**DO THIS**: Work out the number of lines with the word "chlore" in the material below, then reply with that number only.

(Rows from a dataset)
* Begin *
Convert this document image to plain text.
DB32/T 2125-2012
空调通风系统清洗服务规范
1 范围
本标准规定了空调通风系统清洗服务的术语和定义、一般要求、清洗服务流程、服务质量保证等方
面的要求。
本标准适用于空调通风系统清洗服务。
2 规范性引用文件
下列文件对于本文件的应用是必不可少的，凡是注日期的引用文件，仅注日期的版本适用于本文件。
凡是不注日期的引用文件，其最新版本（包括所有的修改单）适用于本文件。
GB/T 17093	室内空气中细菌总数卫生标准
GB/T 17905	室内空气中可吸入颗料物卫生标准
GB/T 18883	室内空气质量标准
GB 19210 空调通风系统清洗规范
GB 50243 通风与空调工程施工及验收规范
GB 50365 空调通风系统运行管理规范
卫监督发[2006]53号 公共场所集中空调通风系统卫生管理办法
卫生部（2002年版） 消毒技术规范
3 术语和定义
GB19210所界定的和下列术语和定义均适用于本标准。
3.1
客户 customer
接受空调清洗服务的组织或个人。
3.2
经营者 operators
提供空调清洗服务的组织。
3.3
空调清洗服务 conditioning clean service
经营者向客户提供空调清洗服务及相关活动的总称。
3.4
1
* End *
* Begin *
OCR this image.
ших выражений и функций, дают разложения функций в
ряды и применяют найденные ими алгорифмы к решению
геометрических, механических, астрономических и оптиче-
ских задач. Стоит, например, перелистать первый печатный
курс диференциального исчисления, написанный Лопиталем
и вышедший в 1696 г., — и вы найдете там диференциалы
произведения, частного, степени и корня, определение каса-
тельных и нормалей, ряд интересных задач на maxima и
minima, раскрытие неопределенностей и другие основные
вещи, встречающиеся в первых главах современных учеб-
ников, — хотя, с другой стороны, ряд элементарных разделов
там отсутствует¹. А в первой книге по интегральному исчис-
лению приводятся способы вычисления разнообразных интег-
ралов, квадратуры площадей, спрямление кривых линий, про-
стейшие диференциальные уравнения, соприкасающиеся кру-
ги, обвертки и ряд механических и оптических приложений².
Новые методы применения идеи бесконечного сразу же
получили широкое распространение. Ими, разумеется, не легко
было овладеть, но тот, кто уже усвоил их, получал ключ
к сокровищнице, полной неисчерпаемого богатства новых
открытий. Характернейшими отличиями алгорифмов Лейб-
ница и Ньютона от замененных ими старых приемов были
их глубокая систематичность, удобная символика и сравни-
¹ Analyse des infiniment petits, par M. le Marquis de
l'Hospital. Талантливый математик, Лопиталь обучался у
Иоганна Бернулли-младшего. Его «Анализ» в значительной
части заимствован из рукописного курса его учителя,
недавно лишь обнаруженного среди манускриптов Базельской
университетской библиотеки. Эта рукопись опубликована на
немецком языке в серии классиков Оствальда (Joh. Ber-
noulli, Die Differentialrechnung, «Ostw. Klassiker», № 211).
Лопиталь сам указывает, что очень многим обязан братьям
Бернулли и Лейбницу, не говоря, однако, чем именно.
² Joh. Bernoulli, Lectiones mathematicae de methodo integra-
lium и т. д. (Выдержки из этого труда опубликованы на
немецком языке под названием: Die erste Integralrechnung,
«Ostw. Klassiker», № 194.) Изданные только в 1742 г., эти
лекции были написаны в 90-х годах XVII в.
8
* End *
* Begin *
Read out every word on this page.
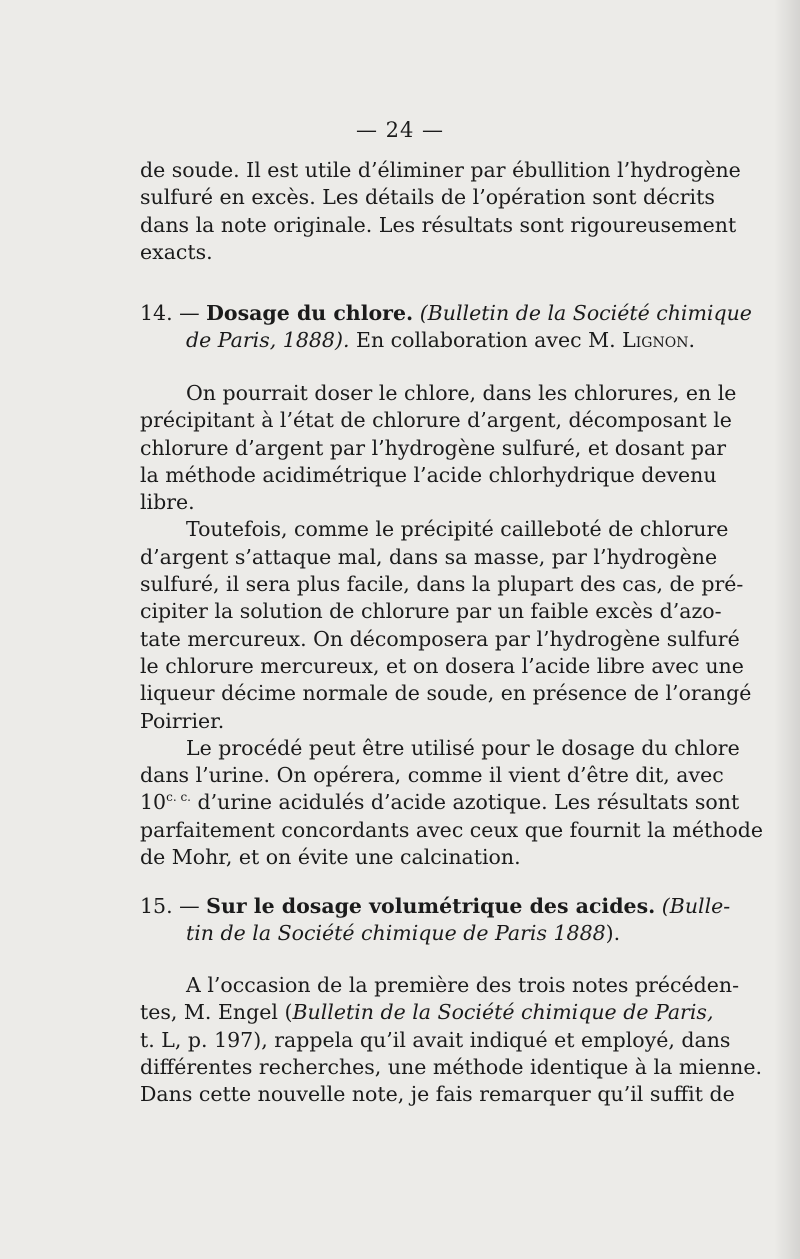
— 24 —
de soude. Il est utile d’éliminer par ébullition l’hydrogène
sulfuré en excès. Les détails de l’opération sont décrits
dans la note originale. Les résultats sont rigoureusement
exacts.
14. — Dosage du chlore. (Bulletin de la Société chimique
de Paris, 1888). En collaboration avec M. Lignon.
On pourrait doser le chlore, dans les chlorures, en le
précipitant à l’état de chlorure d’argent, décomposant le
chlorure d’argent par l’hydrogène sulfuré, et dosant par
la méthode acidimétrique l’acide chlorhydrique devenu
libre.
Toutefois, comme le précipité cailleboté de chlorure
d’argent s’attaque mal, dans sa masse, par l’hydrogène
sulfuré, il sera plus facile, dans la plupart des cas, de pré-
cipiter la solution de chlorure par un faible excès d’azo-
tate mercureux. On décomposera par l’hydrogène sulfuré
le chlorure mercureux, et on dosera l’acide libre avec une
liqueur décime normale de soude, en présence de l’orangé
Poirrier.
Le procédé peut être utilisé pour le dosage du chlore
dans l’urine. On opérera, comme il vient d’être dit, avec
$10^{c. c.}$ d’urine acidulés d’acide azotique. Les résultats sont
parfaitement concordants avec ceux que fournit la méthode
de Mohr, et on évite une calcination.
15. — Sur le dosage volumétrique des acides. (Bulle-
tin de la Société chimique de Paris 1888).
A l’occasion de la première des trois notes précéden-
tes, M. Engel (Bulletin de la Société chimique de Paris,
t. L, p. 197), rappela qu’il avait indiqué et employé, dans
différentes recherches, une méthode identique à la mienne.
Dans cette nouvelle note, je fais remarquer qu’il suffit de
* End *
**TASK OUTPUT**: 3